▸ EXERCISE AIM
List all lines of the data containing the word "color".

(Entries from a visual dataset)

BEGIN

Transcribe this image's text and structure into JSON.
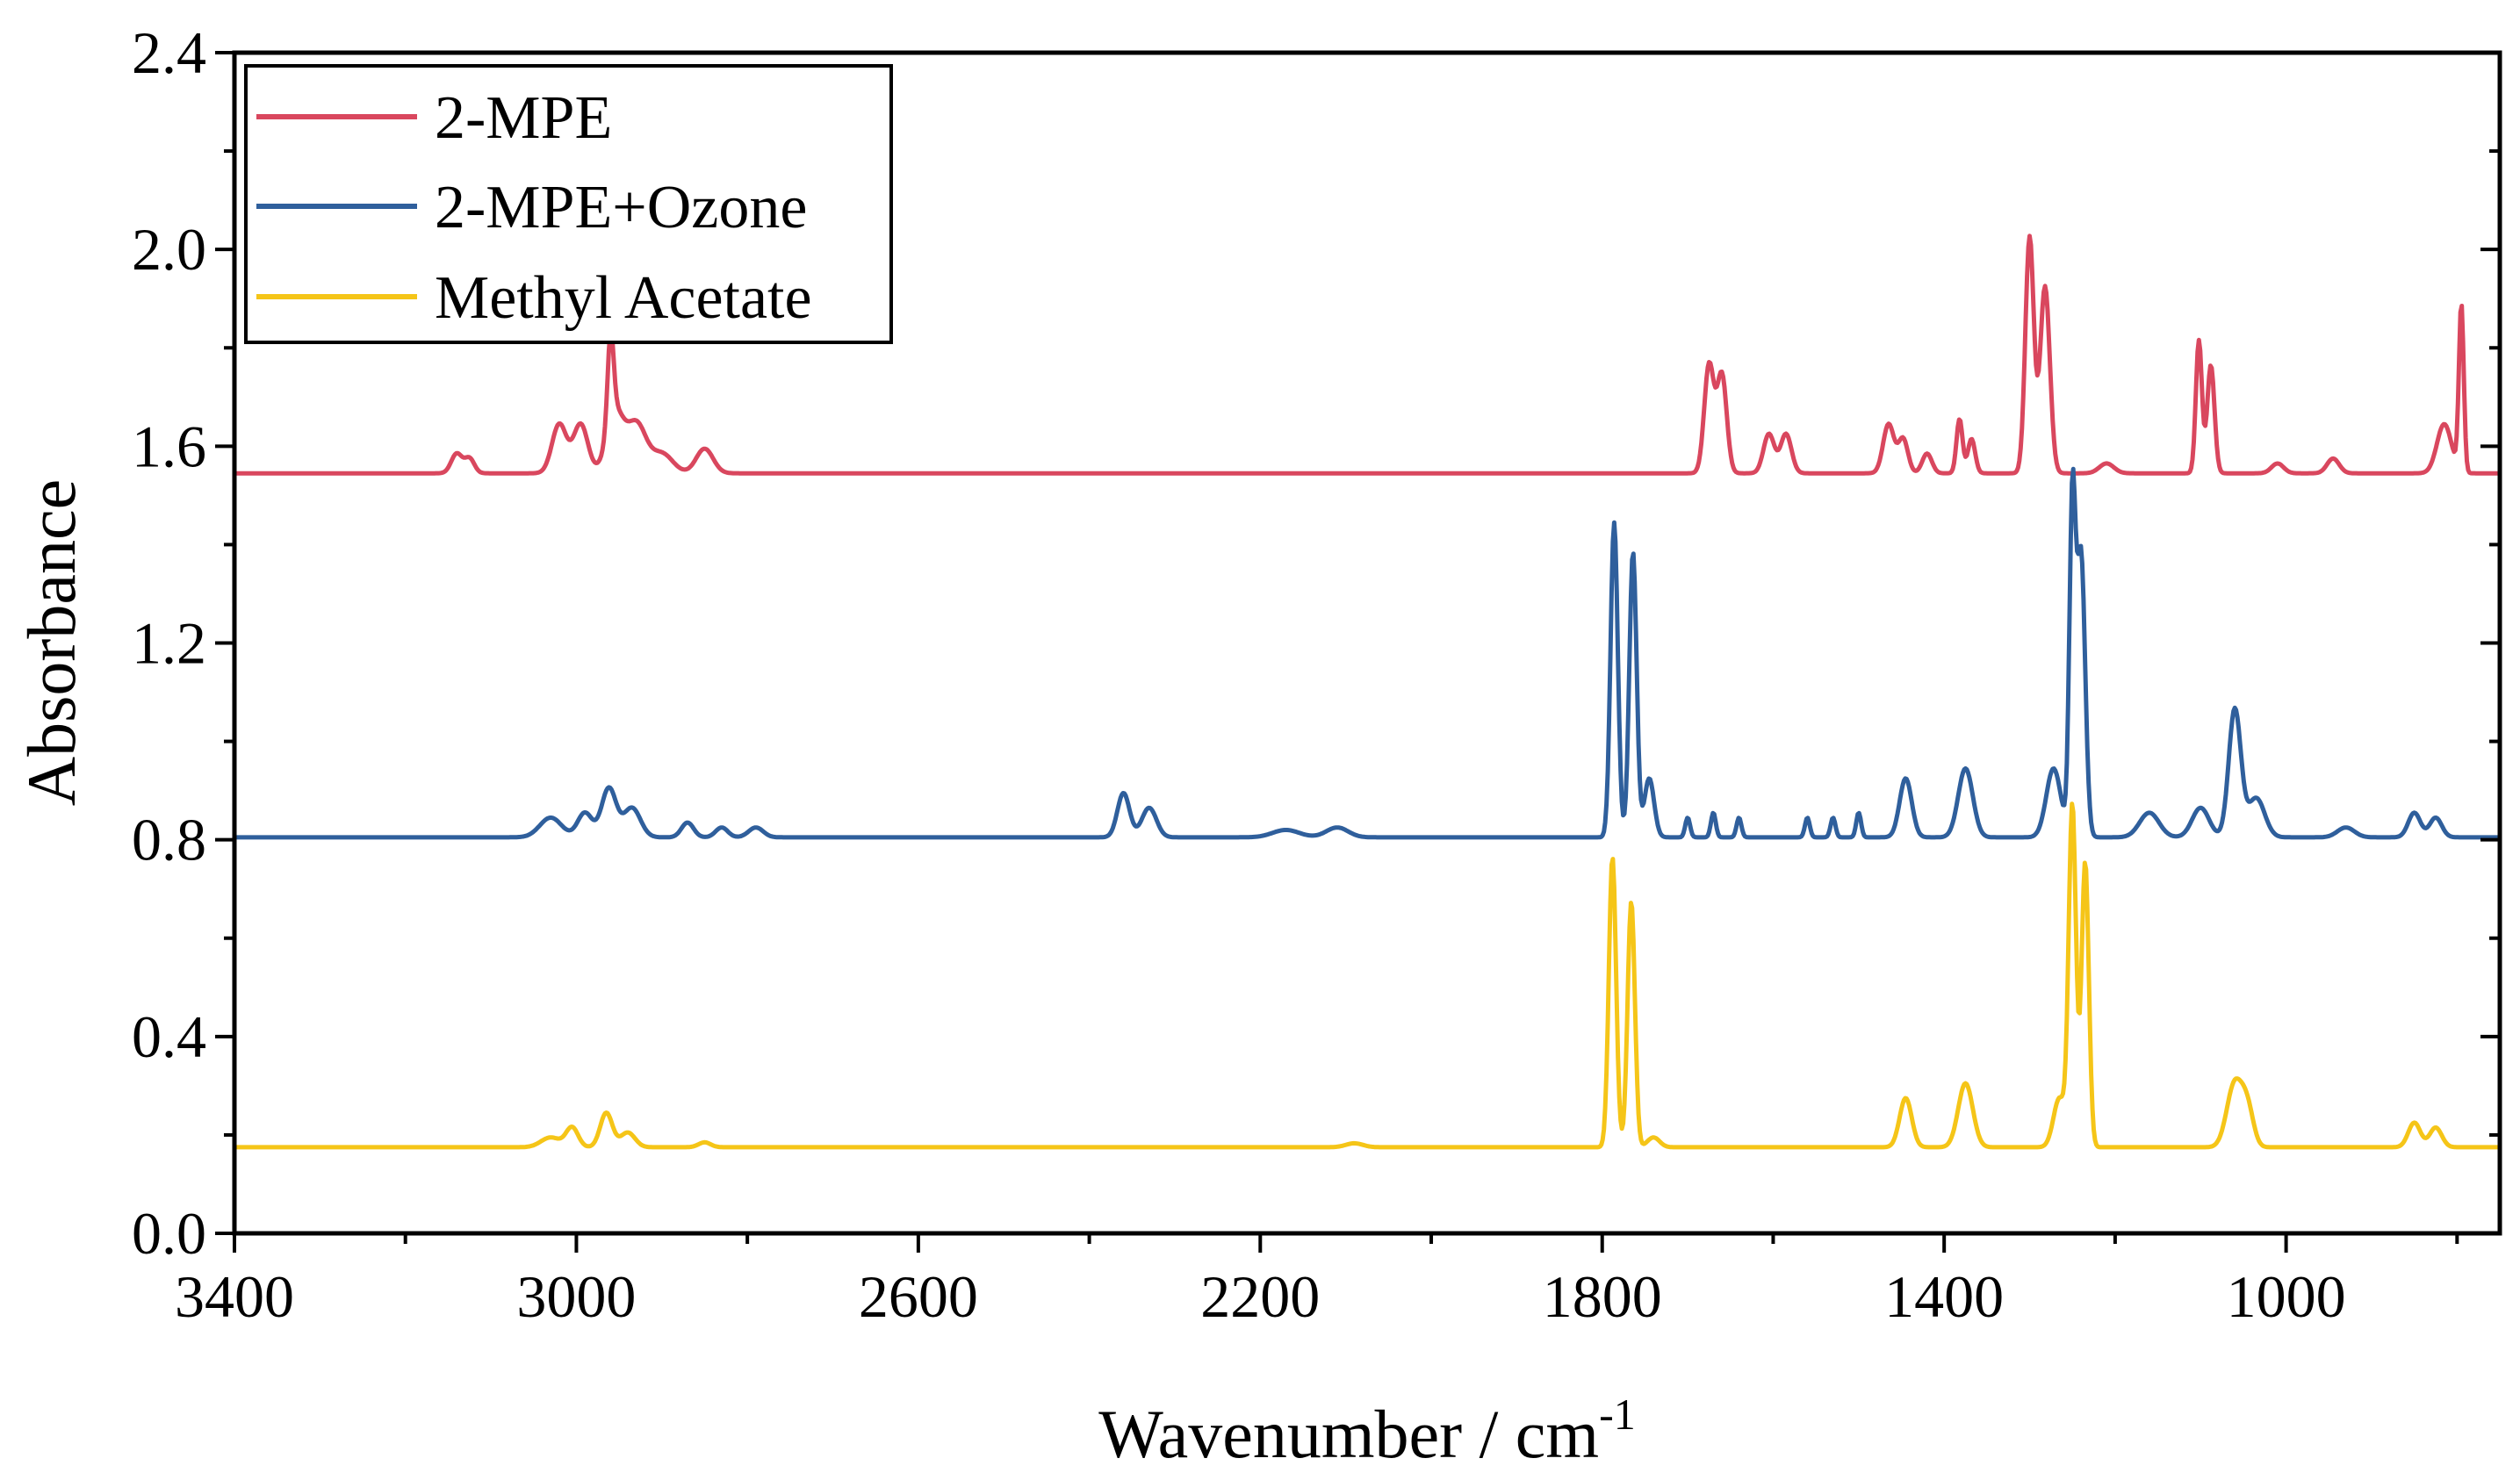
{
  "chart_data": {
    "type": "line",
    "xlabel": "Wavenumber / cm",
    "xlabel_sup": "-1",
    "ylabel": "Absorbance",
    "xlim": [
      3400,
      750
    ],
    "ylim": [
      0.0,
      2.4
    ],
    "x_reversed": true,
    "x_ticks": [
      3400,
      3000,
      2600,
      2200,
      1800,
      1400,
      1000
    ],
    "x_tick_labels": [
      "3400",
      "3000",
      "2600",
      "2200",
      "1800",
      "1400",
      "1000"
    ],
    "y_ticks": [
      0.0,
      0.4,
      0.8,
      1.2,
      1.6,
      2.0,
      2.4
    ],
    "y_tick_labels": [
      "0.0",
      "0.4",
      "0.8",
      "1.2",
      "1.6",
      "2.0",
      "2.4"
    ],
    "grid": false,
    "legend_position": "top-left",
    "series": [
      {
        "name": "2-MPE",
        "color": "#d9475e",
        "baseline": 1.545,
        "peaks": [
          [
            3140,
            0.04,
            9
          ],
          [
            3125,
            0.03,
            8
          ],
          [
            3020,
            0.1,
            12
          ],
          [
            2995,
            0.1,
            12
          ],
          [
            2960,
            0.18,
            5
          ],
          [
            2955,
            0.12,
            14
          ],
          [
            2930,
            0.1,
            16
          ],
          [
            2900,
            0.04,
            18
          ],
          [
            2850,
            0.05,
            14
          ],
          [
            1675,
            0.22,
            8
          ],
          [
            1660,
            0.2,
            8
          ],
          [
            1605,
            0.08,
            9
          ],
          [
            1585,
            0.08,
            9
          ],
          [
            1465,
            0.1,
            9
          ],
          [
            1448,
            0.07,
            8
          ],
          [
            1420,
            0.04,
            8
          ],
          [
            1382,
            0.11,
            5
          ],
          [
            1368,
            0.07,
            6
          ],
          [
            1300,
            0.48,
            7
          ],
          [
            1282,
            0.38,
            8
          ],
          [
            1210,
            0.02,
            12
          ],
          [
            1102,
            0.27,
            5
          ],
          [
            1088,
            0.22,
            6
          ],
          [
            1010,
            0.02,
            10
          ],
          [
            945,
            0.03,
            10
          ],
          [
            815,
            0.1,
            12
          ],
          [
            795,
            0.34,
            4
          ]
        ]
      },
      {
        "name": "2-MPE+Ozone",
        "color": "#2f5f9c",
        "baseline": 0.805,
        "peaks": [
          [
            3030,
            0.04,
            18
          ],
          [
            2990,
            0.05,
            12
          ],
          [
            2962,
            0.1,
            12
          ],
          [
            2935,
            0.06,
            14
          ],
          [
            2870,
            0.03,
            10
          ],
          [
            2830,
            0.02,
            10
          ],
          [
            2790,
            0.02,
            12
          ],
          [
            2360,
            0.09,
            10
          ],
          [
            2330,
            0.06,
            12
          ],
          [
            2170,
            0.015,
            22
          ],
          [
            2110,
            0.02,
            18
          ],
          [
            1786,
            0.64,
            6
          ],
          [
            1764,
            0.58,
            6
          ],
          [
            1745,
            0.12,
            8
          ],
          [
            1700,
            0.04,
            4
          ],
          [
            1670,
            0.05,
            4
          ],
          [
            1640,
            0.04,
            4
          ],
          [
            1560,
            0.04,
            4
          ],
          [
            1530,
            0.04,
            4
          ],
          [
            1500,
            0.05,
            4
          ],
          [
            1445,
            0.12,
            10
          ],
          [
            1375,
            0.14,
            12
          ],
          [
            1272,
            0.14,
            12
          ],
          [
            1250,
            0.66,
            5
          ],
          [
            1240,
            0.58,
            7
          ],
          [
            1160,
            0.05,
            16
          ],
          [
            1100,
            0.06,
            14
          ],
          [
            1060,
            0.26,
            10
          ],
          [
            1035,
            0.08,
            14
          ],
          [
            930,
            0.02,
            14
          ],
          [
            850,
            0.05,
            10
          ],
          [
            825,
            0.04,
            10
          ]
        ]
      },
      {
        "name": "Methyl Acetate",
        "color": "#f5c518",
        "baseline": 0.175,
        "peaks": [
          [
            3030,
            0.02,
            16
          ],
          [
            3005,
            0.04,
            10
          ],
          [
            2965,
            0.07,
            10
          ],
          [
            2940,
            0.03,
            12
          ],
          [
            2850,
            0.01,
            10
          ],
          [
            2090,
            0.008,
            14
          ],
          [
            1788,
            0.59,
            6
          ],
          [
            1766,
            0.5,
            6
          ],
          [
            1740,
            0.02,
            10
          ],
          [
            1445,
            0.1,
            10
          ],
          [
            1375,
            0.13,
            12
          ],
          [
            1265,
            0.1,
            10
          ],
          [
            1250,
            0.69,
            6
          ],
          [
            1235,
            0.58,
            6
          ],
          [
            1060,
            0.13,
            13
          ],
          [
            1045,
            0.07,
            10
          ],
          [
            850,
            0.05,
            10
          ],
          [
            825,
            0.04,
            10
          ]
        ]
      }
    ]
  }
}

END

▸ EXERCISE ANSWER
        "color": "#d9475e",
        "color": "#2f5f9c",
        "color": "#f5c518",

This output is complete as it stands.